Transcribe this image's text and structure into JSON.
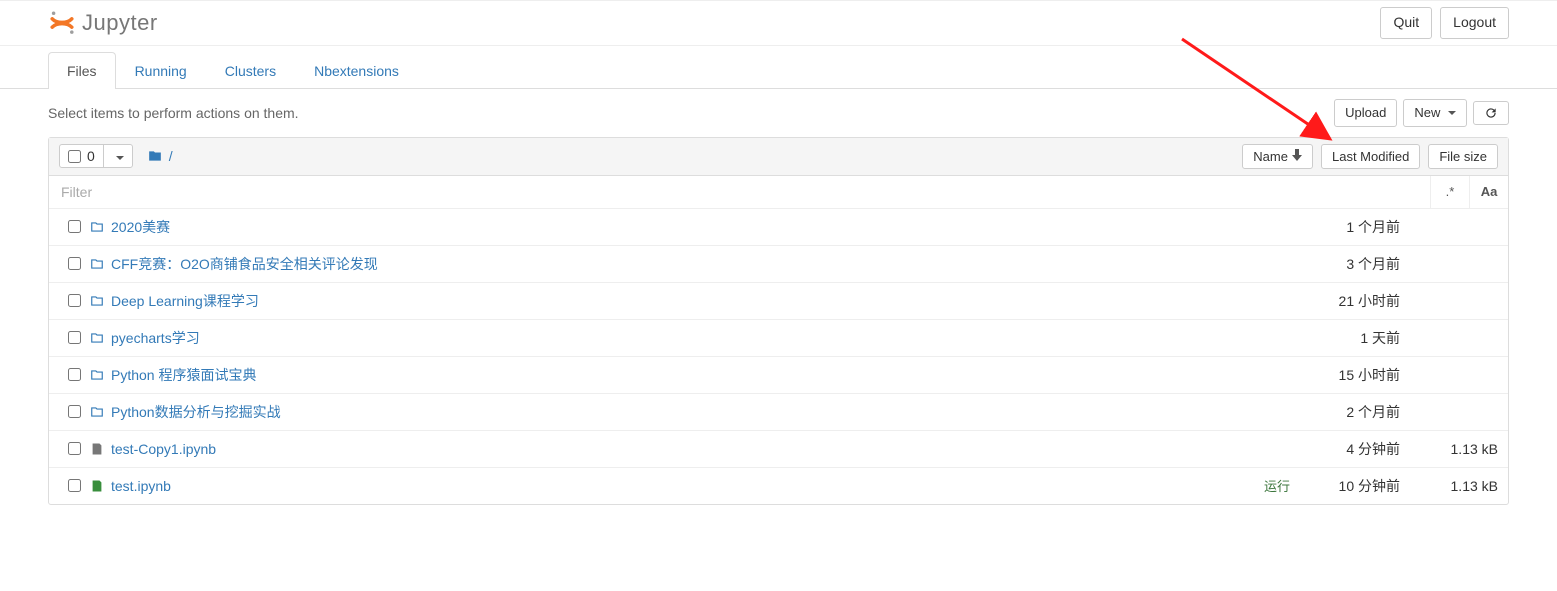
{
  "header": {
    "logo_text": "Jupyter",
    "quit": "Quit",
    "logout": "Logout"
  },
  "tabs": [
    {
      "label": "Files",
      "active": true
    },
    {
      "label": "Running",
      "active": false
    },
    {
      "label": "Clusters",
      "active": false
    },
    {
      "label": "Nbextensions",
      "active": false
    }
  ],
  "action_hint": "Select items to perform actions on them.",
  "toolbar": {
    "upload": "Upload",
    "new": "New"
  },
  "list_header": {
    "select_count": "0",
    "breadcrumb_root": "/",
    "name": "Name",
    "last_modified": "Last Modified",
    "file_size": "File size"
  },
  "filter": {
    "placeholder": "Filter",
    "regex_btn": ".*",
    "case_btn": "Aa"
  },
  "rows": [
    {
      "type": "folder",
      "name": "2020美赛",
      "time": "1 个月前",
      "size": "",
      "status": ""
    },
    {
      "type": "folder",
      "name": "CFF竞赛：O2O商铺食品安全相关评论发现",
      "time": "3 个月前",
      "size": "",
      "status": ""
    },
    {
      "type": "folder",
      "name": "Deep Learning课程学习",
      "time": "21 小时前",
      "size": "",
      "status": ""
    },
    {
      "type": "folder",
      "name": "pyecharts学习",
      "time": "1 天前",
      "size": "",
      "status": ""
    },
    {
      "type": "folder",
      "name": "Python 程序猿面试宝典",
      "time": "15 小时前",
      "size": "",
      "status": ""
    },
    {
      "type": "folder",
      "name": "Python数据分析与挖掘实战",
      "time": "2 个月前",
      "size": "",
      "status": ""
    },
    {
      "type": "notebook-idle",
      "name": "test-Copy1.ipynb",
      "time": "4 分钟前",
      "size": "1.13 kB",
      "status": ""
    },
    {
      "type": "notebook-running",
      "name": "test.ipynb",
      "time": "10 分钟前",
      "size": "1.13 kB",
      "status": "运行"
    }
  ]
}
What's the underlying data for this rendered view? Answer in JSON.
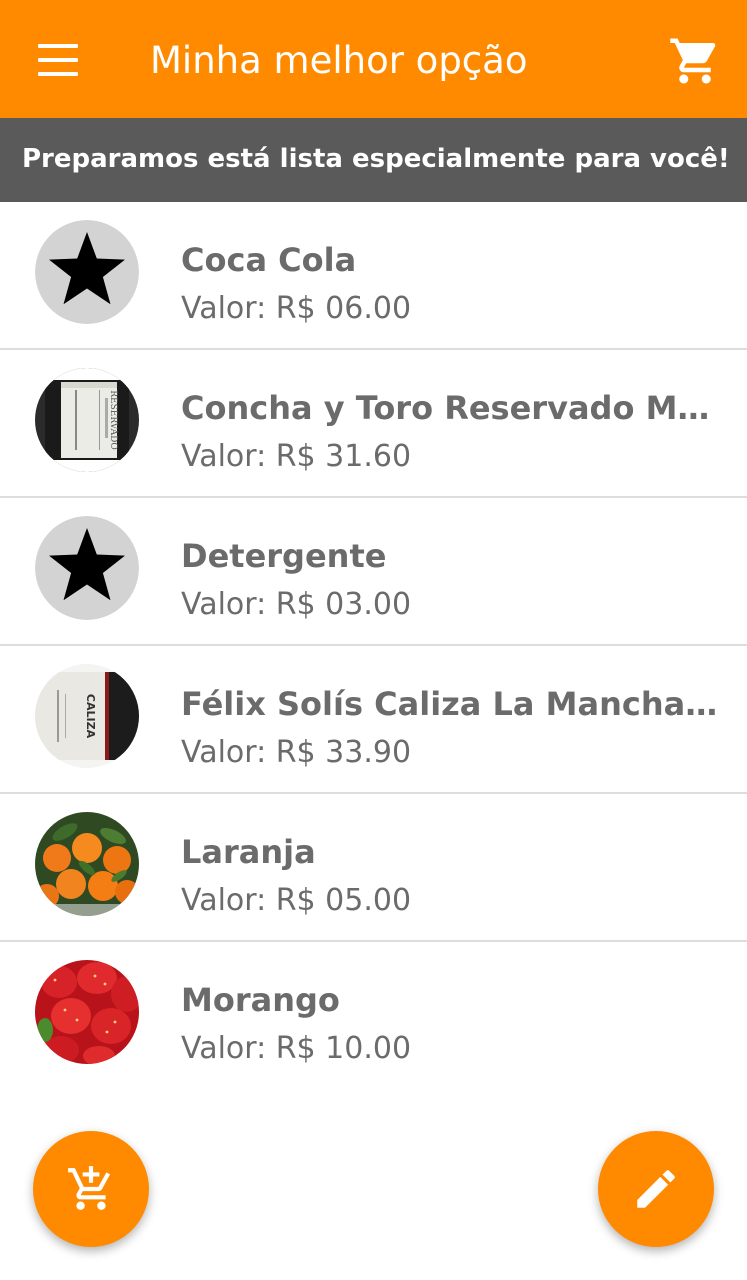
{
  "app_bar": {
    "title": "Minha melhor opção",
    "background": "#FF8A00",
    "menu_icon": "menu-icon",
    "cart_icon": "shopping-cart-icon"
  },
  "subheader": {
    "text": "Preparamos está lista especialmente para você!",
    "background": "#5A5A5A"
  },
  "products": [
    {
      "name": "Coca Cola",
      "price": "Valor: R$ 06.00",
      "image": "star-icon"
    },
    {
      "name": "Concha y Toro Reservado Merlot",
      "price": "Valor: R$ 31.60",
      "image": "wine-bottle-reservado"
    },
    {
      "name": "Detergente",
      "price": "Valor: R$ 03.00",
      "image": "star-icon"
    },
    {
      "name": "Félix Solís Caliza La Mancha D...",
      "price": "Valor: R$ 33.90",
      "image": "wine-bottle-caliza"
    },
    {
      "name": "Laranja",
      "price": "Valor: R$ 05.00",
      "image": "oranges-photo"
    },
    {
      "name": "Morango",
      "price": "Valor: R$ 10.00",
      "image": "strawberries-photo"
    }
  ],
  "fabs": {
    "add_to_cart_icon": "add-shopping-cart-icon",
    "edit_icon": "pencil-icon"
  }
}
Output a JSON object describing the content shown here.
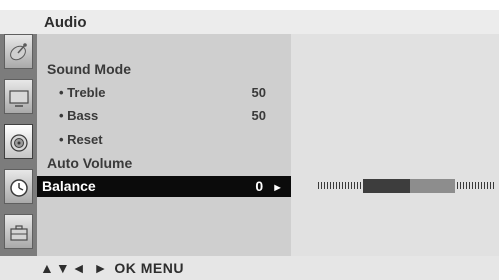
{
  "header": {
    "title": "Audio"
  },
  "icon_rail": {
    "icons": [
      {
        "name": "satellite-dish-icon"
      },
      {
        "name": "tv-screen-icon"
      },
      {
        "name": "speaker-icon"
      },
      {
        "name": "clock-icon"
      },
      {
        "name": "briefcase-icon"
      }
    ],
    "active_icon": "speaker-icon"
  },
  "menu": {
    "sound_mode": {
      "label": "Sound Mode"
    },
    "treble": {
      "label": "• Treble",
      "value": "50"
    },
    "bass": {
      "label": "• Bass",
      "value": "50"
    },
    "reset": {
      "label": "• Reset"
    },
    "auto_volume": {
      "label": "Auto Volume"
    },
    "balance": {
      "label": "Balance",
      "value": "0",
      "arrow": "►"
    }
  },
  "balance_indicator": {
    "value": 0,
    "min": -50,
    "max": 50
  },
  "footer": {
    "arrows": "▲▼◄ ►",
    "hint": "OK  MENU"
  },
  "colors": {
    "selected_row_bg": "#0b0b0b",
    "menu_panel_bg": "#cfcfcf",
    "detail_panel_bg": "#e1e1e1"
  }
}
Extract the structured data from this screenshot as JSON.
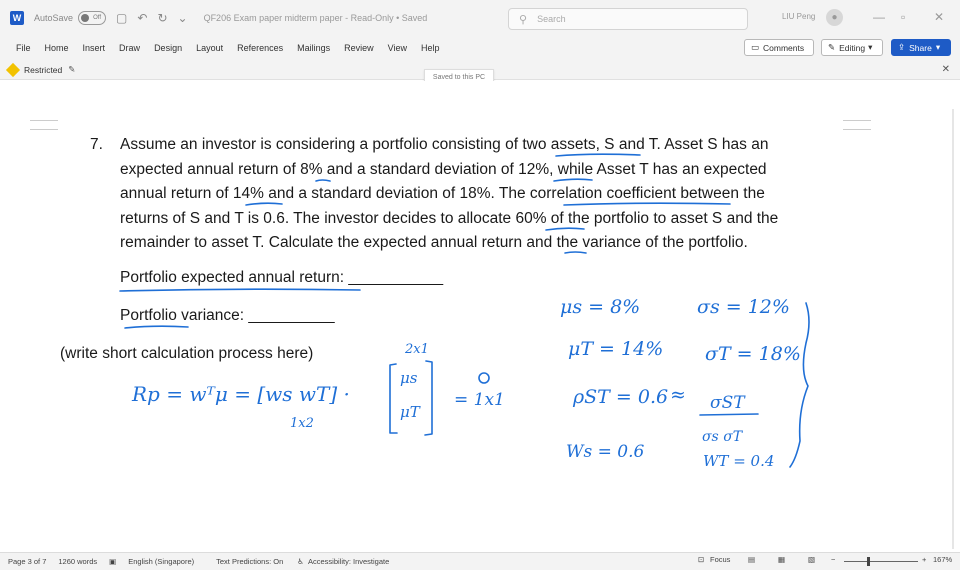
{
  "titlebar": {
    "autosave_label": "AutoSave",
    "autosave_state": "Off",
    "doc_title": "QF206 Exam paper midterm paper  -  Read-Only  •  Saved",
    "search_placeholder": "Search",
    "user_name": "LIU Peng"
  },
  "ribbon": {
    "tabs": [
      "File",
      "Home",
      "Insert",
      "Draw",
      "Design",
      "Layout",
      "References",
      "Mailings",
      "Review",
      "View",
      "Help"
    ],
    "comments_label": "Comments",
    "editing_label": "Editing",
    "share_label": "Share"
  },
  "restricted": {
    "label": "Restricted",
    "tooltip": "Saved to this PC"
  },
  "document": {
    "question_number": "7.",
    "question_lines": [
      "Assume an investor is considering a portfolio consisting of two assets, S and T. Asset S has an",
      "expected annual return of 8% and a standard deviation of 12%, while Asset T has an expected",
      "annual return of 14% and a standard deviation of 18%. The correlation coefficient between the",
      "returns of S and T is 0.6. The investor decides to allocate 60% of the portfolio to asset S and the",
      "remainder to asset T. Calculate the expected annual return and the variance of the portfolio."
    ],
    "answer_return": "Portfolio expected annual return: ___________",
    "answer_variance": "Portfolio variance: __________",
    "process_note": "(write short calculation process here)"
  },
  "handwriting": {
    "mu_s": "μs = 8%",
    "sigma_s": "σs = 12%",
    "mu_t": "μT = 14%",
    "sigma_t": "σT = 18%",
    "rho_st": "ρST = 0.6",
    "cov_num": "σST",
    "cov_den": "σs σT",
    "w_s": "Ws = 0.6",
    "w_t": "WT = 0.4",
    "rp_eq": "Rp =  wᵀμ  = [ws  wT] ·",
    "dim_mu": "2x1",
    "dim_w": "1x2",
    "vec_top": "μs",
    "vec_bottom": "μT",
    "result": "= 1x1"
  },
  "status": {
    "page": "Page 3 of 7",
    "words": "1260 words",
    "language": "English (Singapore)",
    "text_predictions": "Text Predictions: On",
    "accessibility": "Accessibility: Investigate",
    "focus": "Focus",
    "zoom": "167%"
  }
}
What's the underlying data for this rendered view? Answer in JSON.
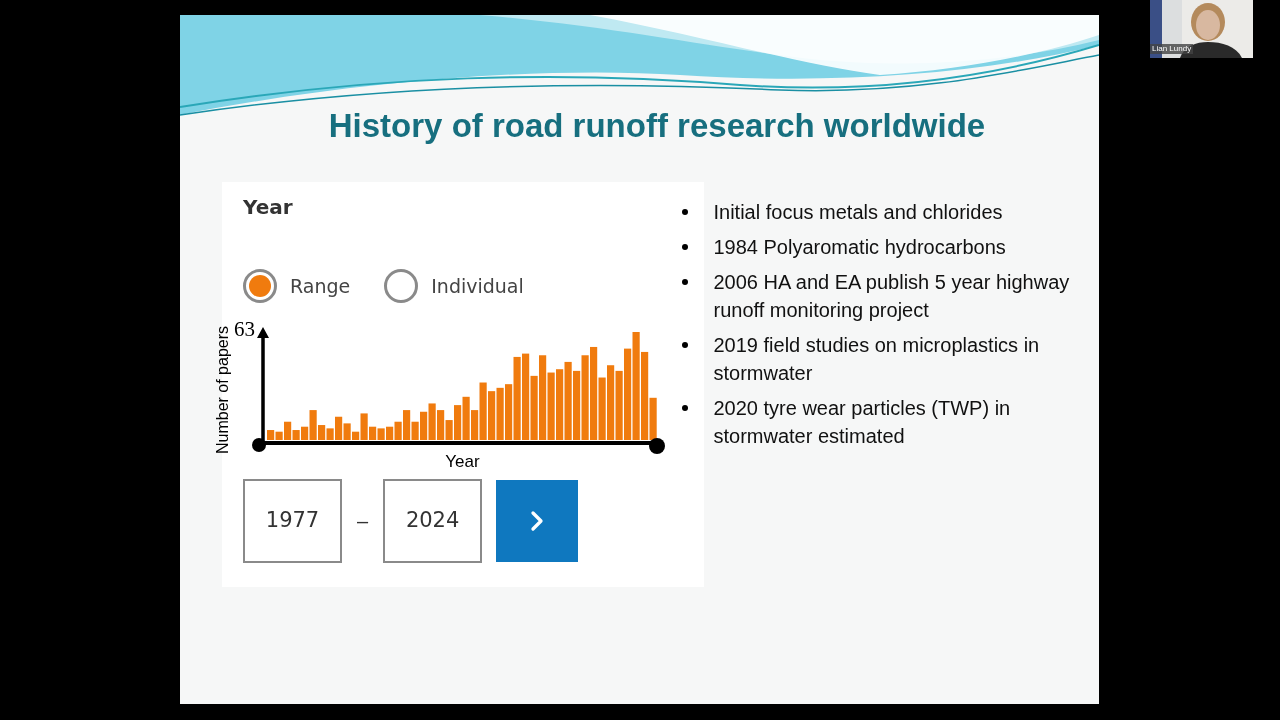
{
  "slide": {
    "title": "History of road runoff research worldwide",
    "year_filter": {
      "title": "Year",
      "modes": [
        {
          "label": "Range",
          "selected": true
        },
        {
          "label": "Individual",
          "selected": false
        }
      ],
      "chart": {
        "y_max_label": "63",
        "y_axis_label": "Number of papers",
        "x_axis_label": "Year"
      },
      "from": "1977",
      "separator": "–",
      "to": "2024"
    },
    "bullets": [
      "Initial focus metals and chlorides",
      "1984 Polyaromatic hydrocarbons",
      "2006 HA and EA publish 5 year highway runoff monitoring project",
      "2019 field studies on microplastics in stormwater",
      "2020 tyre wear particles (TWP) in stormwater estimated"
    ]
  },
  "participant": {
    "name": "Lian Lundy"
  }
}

══════════

DO THIS >> Every record must be copied exactly, with the pictures left out.

WRITTEN RESPONSE >>
Transcribe this image's text and structure into JSON.
{
  "header": {
    "logo_text": "Jupyter",
    "quit": "Quit",
    "logout": "Logout"
  },
  "tabs": [
    {
      "label": "Files",
      "active": true
    },
    {
      "label": "Running",
      "active": false
    },
    {
      "label": "Clusters",
      "active": false
    },
    {
      "label": "Nbextensions",
      "active": false
    }
  ],
  "action_hint": "Select items to perform actions on them.",
  "toolbar": {
    "upload": "Upload",
    "new": "New"
  },
  "list_header": {
    "select_count": "0",
    "breadcrumb_root": "/",
    "name": "Name",
    "last_modified": "Last Modified",
    "file_size": "File size"
  },
  "filter": {
    "placeholder": "Filter",
    "regex_btn": ".*",
    "case_btn": "Aa"
  },
  "rows": [
    {
      "type": "folder",
      "name": "2020美赛",
      "time": "1 个月前",
      "size": "",
      "status": ""
    },
    {
      "type": "folder",
      "name": "CFF竞赛：O2O商铺食品安全相关评论发现",
      "time": "3 个月前",
      "size": "",
      "status": ""
    },
    {
      "type": "folder",
      "name": "Deep Learning课程学习",
      "time": "21 小时前",
      "size": "",
      "status": ""
    },
    {
      "type": "folder",
      "name": "pyecharts学习",
      "time": "1 天前",
      "size": "",
      "status": ""
    },
    {
      "type": "folder",
      "name": "Python 程序猿面试宝典",
      "time": "15 小时前",
      "size": "",
      "status": ""
    },
    {
      "type": "folder",
      "name": "Python数据分析与挖掘实战",
      "time": "2 个月前",
      "size": "",
      "status": ""
    },
    {
      "type": "notebook-idle",
      "name": "test-Copy1.ipynb",
      "time": "4 分钟前",
      "size": "1.13 kB",
      "status": ""
    },
    {
      "type": "notebook-running",
      "name": "test.ipynb",
      "time": "10 分钟前",
      "size": "1.13 kB",
      "status": "运行"
    }
  ]
}
What's the underlying data for this rendered view? Answer in JSON.
{
  "app_bar": {
    "title": "Minha melhor opção",
    "background": "#FF8A00",
    "menu_icon": "menu-icon",
    "cart_icon": "shopping-cart-icon"
  },
  "subheader": {
    "text": "Preparamos está lista especialmente para você!",
    "background": "#5A5A5A"
  },
  "products": [
    {
      "name": "Coca Cola",
      "price": "Valor: R$ 06.00",
      "image": "star-icon"
    },
    {
      "name": "Concha y Toro Reservado Merlot",
      "price": "Valor: R$ 31.60",
      "image": "wine-bottle-reservado"
    },
    {
      "name": "Detergente",
      "price": "Valor: R$ 03.00",
      "image": "star-icon"
    },
    {
      "name": "Félix Solís Caliza La Mancha D...",
      "price": "Valor: R$ 33.90",
      "image": "wine-bottle-caliza"
    },
    {
      "name": "Laranja",
      "price": "Valor: R$ 05.00",
      "image": "oranges-photo"
    },
    {
      "name": "Morango",
      "price": "Valor: R$ 10.00",
      "image": "strawberries-photo"
    }
  ],
  "fabs": {
    "add_to_cart_icon": "add-shopping-cart-icon",
    "edit_icon": "pencil-icon"
  }
}
Output a JSON object describing the content shown here.
{
  "header": {
    "title": "Audio"
  },
  "icon_rail": {
    "icons": [
      {
        "name": "satellite-dish-icon"
      },
      {
        "name": "tv-screen-icon"
      },
      {
        "name": "speaker-icon"
      },
      {
        "name": "clock-icon"
      },
      {
        "name": "briefcase-icon"
      }
    ],
    "active_icon": "speaker-icon"
  },
  "menu": {
    "sound_mode": {
      "label": "Sound Mode"
    },
    "treble": {
      "label": "• Treble",
      "value": "50"
    },
    "bass": {
      "label": "• Bass",
      "value": "50"
    },
    "reset": {
      "label": "• Reset"
    },
    "auto_volume": {
      "label": "Auto Volume"
    },
    "balance": {
      "label": "Balance",
      "value": "0",
      "arrow": "►"
    }
  },
  "balance_indicator": {
    "value": 0,
    "min": -50,
    "max": 50
  },
  "footer": {
    "arrows": "▲▼◄ ►",
    "hint": "OK  MENU"
  },
  "colors": {
    "selected_row_bg": "#0b0b0b",
    "menu_panel_bg": "#cfcfcf",
    "detail_panel_bg": "#e1e1e1"
  }
}
Extract the structured data from this screenshot as JSON.
{
  "titlebar": {
    "autosave_label": "AutoSave",
    "autosave_state": "Off",
    "doc_title": "QF206 Exam paper midterm paper  -  Read-Only  •  Saved",
    "search_placeholder": "Search",
    "user_name": "LIU Peng"
  },
  "ribbon": {
    "tabs": [
      "File",
      "Home",
      "Insert",
      "Draw",
      "Design",
      "Layout",
      "References",
      "Mailings",
      "Review",
      "View",
      "Help"
    ],
    "comments_label": "Comments",
    "editing_label": "Editing",
    "share_label": "Share"
  },
  "restricted": {
    "label": "Restricted",
    "tooltip": "Saved to this PC"
  },
  "document": {
    "question_number": "7.",
    "question_lines": [
      "Assume an investor is considering a portfolio consisting of two assets, S and T. Asset S has an",
      "expected annual return of 8% and a standard deviation of 12%, while Asset T has an expected",
      "annual return of 14% and a standard deviation of 18%. The correlation coefficient between the",
      "returns of S and T is 0.6. The investor decides to allocate 60% of the portfolio to asset S and the",
      "remainder to asset T. Calculate the expected annual return and the variance of the portfolio."
    ],
    "answer_return": "Portfolio expected annual return: ___________",
    "answer_variance": "Portfolio variance: __________",
    "process_note": "(write short calculation process here)"
  },
  "handwriting": {
    "mu_s": "μs = 8%",
    "sigma_s": "σs = 12%",
    "mu_t": "μT = 14%",
    "sigma_t": "σT = 18%",
    "rho_st": "ρST = 0.6",
    "cov_num": "σST",
    "cov_den": "σs σT",
    "w_s": "Ws = 0.6",
    "w_t": "WT = 0.4",
    "rp_eq": "Rp =  wᵀμ  = [ws  wT] ·",
    "dim_mu": "2x1",
    "dim_w": "1x2",
    "vec_top": "μs",
    "vec_bottom": "μT",
    "result": "= 1x1"
  },
  "status": {
    "page": "Page 3 of 7",
    "words": "1260 words",
    "language": "English (Singapore)",
    "text_predictions": "Text Predictions: On",
    "accessibility": "Accessibility: Investigate",
    "focus": "Focus",
    "zoom": "167%"
  }
}
What's the underlying data for this rendered view? Answer in JSON.
{
  "slide": {
    "title": "History of road runoff research worldwide",
    "year_filter": {
      "title": "Year",
      "modes": [
        {
          "label": "Range",
          "selected": true
        },
        {
          "label": "Individual",
          "selected": false
        }
      ],
      "chart": {
        "y_max_label": "63",
        "y_axis_label": "Number of papers",
        "x_axis_label": "Year"
      },
      "from": "1977",
      "separator": "–",
      "to": "2024"
    },
    "bullets": [
      "Initial focus metals and chlorides",
      "1984 Polyaromatic hydrocarbons",
      "2006 HA and EA publish 5 year highway runoff monitoring project",
      "2019 field studies on microplastics in stormwater",
      "2020 tyre wear particles (TWP) in stormwater estimated"
    ]
  },
  "participant": {
    "name": "Lian Lundy"
  }
}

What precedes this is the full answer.